=== Texte retenu ===

Comme dans l’URSS d’autrefois, la bonne et juste parole des personnalités est répandue par la presse. De nos jours, le mécanisme est inversé, mais cela ne change rien à son mode de fonctionnement : c’est la presse, non plus le pouvoir, qui fait les personnalités, et celles-ci – pas toutes, bien entendu, mais la plupart –, une fois créées, se mettent au service du pouvoir.
Au plus bas échelon de cette construction se trouve le vacciné radical, celui qui, comme dans les affaires de désinformation montées par les services secrets, est utilisé comme caisse de résonance de la propagande officielle. Il est porteur de l’injonction venue d’en haut et, avec un peu de chance pour ses manipulateurs, il devient fanatique d’une cause qu’il ne comprend que très imparfaitement.

=== Données fournies ===

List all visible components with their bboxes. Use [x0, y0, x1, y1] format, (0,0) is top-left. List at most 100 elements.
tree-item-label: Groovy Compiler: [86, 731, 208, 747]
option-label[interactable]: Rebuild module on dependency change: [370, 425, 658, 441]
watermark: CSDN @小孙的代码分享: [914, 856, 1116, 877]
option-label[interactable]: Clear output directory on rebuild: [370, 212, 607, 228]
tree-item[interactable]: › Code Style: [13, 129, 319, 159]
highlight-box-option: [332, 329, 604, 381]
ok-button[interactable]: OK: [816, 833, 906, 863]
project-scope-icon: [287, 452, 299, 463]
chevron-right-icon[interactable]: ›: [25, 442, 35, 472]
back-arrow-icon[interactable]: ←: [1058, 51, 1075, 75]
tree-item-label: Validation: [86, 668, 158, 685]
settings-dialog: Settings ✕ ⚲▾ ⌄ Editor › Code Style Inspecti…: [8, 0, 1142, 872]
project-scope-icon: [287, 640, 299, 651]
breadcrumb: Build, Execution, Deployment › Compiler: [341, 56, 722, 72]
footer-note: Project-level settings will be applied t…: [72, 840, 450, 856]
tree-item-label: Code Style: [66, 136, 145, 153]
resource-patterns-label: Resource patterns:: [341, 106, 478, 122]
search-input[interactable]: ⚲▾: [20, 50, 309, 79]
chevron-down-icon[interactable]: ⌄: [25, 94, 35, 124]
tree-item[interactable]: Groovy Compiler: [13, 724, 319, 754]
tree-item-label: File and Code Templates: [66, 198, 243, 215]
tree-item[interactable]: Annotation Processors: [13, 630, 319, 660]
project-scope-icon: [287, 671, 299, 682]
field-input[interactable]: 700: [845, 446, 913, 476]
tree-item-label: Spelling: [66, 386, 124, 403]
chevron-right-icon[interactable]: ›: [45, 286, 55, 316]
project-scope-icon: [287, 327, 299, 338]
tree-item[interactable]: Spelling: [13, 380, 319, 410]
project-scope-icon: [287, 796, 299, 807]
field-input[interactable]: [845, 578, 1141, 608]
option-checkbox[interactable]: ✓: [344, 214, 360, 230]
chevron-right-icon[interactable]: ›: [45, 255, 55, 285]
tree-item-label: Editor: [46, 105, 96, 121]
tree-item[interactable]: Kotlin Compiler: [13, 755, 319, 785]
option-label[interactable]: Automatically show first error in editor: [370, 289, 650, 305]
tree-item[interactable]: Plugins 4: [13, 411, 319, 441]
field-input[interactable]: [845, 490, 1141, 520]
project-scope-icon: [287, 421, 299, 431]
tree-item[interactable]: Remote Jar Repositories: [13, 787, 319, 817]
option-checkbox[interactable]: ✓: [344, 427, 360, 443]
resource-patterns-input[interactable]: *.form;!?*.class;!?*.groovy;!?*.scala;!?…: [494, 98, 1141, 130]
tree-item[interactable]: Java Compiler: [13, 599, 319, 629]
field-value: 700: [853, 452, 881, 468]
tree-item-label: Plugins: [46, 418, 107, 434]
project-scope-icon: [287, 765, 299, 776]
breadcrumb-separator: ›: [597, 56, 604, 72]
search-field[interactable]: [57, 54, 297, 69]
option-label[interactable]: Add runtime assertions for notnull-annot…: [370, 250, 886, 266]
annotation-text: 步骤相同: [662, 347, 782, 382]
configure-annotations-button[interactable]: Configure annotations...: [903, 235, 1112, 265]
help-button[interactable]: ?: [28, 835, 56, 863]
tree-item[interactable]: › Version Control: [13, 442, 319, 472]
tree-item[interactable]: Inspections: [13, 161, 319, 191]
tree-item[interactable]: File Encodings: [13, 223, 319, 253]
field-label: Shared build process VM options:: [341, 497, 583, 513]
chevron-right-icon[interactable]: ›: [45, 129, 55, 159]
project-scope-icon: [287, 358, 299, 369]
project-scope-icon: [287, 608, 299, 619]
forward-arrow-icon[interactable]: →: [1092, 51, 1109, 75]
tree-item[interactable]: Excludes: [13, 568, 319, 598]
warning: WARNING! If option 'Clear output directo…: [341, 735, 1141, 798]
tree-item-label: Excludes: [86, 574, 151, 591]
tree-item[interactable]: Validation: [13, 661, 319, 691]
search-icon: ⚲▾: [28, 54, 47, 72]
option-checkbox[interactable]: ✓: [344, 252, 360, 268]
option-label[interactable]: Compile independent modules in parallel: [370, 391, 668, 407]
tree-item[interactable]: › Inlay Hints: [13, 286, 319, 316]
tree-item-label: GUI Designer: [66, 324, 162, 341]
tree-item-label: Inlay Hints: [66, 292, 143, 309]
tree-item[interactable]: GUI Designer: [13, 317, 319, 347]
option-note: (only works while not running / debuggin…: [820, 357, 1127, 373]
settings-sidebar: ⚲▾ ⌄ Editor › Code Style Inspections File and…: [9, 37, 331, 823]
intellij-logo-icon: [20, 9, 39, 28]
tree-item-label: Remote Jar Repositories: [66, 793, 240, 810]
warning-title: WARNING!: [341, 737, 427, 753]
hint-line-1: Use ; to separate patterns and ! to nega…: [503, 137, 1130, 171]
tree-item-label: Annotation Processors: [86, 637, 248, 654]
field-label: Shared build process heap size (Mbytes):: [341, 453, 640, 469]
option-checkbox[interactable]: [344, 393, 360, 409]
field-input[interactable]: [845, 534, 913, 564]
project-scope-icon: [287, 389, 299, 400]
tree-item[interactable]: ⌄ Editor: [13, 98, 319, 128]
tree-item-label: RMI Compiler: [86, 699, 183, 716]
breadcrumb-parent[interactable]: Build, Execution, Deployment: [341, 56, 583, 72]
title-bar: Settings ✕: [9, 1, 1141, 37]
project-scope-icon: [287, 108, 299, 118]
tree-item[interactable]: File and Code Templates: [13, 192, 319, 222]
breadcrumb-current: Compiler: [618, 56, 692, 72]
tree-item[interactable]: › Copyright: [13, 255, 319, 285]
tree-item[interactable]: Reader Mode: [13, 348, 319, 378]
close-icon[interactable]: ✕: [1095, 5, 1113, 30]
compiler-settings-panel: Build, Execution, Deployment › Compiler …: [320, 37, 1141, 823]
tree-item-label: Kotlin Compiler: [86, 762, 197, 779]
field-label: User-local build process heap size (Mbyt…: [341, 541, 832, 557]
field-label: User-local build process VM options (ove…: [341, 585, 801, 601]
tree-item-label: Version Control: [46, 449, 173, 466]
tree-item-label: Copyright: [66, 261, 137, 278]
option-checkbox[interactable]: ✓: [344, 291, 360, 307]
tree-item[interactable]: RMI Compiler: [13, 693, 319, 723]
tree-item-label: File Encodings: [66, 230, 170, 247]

===

## [Travail demandé]
A – Dans le texte sur la presse et le pouvoir, relevez dans l'ordre tous les noms communs qui désignent des personnes ou des groupes de personnes, sans compter « la presse » ni « le pouvoir ».
B – Répondez à ces questions sur le texte sur la presse et le pouvoir :
(i) Selon le texte, qui fait aujourd'hui les personnalités ?
(ii) Au service de qui la plupart des personnalités se mettent-elles une fois créées ?
(iii) À quel échelon de la construction se trouve le vacciné radical ?
C – Poursuivez le texte sur la presse et le pouvoir après sa dernière phrase.

## [Réponses par tâche]
A –
personnalités
vacciné radical
services secrets
manipulateurs

B –
(i) La presse.
(ii) Au service du pouvoir.
(iii) Au plus bas échelon.

C –
Il est, sans s’en rendre compte, la victime de l’exploitation de cette peur insoutenable qui lui a été induite. De la part du pouvoir, il s’agit d’une réussite notable, mais non moins perverse. Le vacciné radical démontre ainsi qu’avec un minimum d’habileté – car des dirigeants capables de tortueuses combinaisons machiavéliques n’existent plus, ils sont tous très rudimentaires –, tout peut lui être imposé, et qu’il prend cette imposition pour l’expression libre de son choix.
Collabo ou refuznik ?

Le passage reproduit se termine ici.